Purpose of the Study:

  • To describe a 10-week CURE for a second-semester organic chemistry laboratory.
  • To integrate small molecule synthesis with biophysical measurements using protein-observed 19F NMR (PrOF NMR).
  • To assess student skill development and self-perceived gains compared to traditional labs.

Main Methods:

  • Students performed multistep organic synthesis of small molecules.
  • Protein-observed 19F NMR (PrOF NMR) was utilized to determine small molecule binding affinity (Kd) to a target protein.
  • Structure-activity relationship (SAR) studies and quantitative biophysical measurements were incorporated.

Main Results:

  • The CURE successfully introduced students to organic synthesis, SAR, and quantitative biophysical measurements.

Data records:

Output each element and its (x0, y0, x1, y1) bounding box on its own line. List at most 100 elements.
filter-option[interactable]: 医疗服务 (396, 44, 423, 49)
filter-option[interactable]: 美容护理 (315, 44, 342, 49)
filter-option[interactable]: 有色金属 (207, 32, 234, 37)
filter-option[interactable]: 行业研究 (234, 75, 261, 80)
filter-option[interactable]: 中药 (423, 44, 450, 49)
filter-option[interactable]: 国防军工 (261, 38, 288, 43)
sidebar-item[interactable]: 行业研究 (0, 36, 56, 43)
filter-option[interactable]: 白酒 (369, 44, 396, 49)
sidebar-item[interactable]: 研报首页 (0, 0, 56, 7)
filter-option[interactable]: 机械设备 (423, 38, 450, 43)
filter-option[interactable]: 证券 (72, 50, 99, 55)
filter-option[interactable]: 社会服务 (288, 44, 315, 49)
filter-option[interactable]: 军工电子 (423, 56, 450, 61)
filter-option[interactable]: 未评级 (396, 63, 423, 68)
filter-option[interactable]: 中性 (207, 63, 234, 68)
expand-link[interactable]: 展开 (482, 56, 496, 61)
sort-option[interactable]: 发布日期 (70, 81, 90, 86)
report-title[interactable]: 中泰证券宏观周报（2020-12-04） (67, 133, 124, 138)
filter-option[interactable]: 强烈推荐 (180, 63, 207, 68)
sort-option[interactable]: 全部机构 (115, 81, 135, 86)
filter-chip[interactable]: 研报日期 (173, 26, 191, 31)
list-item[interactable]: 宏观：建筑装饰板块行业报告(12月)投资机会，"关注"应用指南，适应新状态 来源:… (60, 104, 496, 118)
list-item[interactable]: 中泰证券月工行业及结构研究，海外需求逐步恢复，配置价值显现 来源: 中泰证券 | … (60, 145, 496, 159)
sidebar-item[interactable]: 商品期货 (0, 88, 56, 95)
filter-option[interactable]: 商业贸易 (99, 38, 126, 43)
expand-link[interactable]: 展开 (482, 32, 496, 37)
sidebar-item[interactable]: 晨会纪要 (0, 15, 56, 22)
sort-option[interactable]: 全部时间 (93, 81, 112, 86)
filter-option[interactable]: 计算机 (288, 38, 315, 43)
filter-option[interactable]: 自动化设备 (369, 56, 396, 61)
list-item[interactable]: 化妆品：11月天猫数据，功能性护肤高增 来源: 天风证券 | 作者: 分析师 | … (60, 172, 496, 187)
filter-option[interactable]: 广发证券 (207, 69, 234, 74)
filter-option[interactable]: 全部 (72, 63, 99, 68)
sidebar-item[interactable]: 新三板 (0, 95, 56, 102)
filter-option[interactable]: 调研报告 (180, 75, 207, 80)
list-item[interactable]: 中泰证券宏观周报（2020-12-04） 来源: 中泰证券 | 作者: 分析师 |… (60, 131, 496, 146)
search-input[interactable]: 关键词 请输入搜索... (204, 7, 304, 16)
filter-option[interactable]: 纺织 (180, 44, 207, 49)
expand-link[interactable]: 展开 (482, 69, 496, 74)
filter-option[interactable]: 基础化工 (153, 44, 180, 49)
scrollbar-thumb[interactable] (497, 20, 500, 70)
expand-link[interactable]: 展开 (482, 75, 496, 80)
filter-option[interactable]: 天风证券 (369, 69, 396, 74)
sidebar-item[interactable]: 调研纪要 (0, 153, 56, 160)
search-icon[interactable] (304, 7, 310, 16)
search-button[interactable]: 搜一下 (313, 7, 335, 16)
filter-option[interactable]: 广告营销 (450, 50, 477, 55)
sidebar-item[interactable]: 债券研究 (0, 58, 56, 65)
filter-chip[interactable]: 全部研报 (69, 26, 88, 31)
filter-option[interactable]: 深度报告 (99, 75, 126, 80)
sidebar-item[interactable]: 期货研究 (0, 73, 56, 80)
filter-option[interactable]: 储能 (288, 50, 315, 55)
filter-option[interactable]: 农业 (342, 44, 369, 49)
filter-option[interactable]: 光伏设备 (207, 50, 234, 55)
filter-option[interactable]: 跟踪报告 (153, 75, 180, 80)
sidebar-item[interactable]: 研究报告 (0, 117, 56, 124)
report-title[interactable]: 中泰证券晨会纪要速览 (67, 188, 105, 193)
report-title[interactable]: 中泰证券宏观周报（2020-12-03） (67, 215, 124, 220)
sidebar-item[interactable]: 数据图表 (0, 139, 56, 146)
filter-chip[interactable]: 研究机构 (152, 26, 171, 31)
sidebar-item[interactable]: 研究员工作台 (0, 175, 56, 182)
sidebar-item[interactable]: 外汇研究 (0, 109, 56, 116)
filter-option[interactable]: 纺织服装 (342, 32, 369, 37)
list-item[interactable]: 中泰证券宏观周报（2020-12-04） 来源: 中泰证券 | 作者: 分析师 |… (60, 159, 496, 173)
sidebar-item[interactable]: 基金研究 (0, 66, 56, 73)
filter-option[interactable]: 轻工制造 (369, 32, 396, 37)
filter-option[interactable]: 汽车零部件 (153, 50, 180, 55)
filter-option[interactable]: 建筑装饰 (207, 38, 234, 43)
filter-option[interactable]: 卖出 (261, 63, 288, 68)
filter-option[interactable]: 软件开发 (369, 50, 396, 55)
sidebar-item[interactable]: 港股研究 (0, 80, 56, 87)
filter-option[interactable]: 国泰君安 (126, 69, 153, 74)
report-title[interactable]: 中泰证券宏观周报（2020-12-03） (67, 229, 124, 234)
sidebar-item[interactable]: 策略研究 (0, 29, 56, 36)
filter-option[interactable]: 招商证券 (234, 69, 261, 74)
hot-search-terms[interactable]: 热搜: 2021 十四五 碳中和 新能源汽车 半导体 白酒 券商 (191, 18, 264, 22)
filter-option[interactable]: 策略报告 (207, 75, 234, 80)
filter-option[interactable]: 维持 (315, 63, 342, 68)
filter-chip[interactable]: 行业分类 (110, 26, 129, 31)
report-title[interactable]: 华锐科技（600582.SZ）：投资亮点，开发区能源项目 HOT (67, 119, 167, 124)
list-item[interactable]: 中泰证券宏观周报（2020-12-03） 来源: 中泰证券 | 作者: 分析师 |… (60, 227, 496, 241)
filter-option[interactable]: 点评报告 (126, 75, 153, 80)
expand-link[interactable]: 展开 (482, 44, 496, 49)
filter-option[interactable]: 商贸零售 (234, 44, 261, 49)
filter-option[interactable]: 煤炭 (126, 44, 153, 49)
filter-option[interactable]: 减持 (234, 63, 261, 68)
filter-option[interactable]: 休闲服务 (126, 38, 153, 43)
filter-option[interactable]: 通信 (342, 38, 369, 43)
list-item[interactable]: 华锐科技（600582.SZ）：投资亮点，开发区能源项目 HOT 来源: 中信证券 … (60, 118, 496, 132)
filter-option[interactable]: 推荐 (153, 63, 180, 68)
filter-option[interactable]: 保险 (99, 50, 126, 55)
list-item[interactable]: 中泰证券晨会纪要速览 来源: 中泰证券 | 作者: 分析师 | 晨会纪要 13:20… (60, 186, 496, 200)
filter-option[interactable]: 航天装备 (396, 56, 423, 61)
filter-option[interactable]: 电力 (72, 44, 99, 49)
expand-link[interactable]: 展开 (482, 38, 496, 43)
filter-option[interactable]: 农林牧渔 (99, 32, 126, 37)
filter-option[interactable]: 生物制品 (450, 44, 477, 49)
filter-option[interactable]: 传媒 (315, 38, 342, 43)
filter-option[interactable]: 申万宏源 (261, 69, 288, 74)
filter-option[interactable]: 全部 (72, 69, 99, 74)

Exercise instructions:
A - Transcribe the study summary between "Purpose of the" and "measurements were incorporated.", inclusive.
B - According to the study summary, what technique was used to determine the binding affinity (Kd) of small molecules to a target protein?
C - Can you supply the next part of the study summary, starting after its last line?

Outputs by task:
A -
Purpose of the Study:

  • To describe a 10-week CURE for a second-semester organic chemistry laboratory.
  • To integrate small molecule synthesis with biophysical measurements using protein-observed 19F NMR (PrOF NMR).
  • To assess student skill development and self-perceived gains compared to traditional labs.

Main Methods:

  • Students performed multistep organic synthesis of small molecules.
  • Protein-observed 19F NMR (PrOF NMR) was utilized to determine small molecule binding affinity (Kd) to a target protein.
  • Structure-activity relationship (SAR) studies and quantitative biophysical measurements were incorporated.

B - Protein-observed 19F NMR (PrOF NMR).

C -
  • PrOF NMR experiments provided rapid assessment of ligand-protein binding.
  • Student self-perceived skill gains in the CURE surpassed those in traditional and inquiry-based labs.

Conclusions:

  • A fragment-based ligand discovery lab using PrOF NMR is readily implementable in undergraduate organic chemistry.
  • This CURE enhances scientific literacy and practical skills in biophysical measurements.
  • The CURE model shows promise for improving student engagement and retention in chemistry.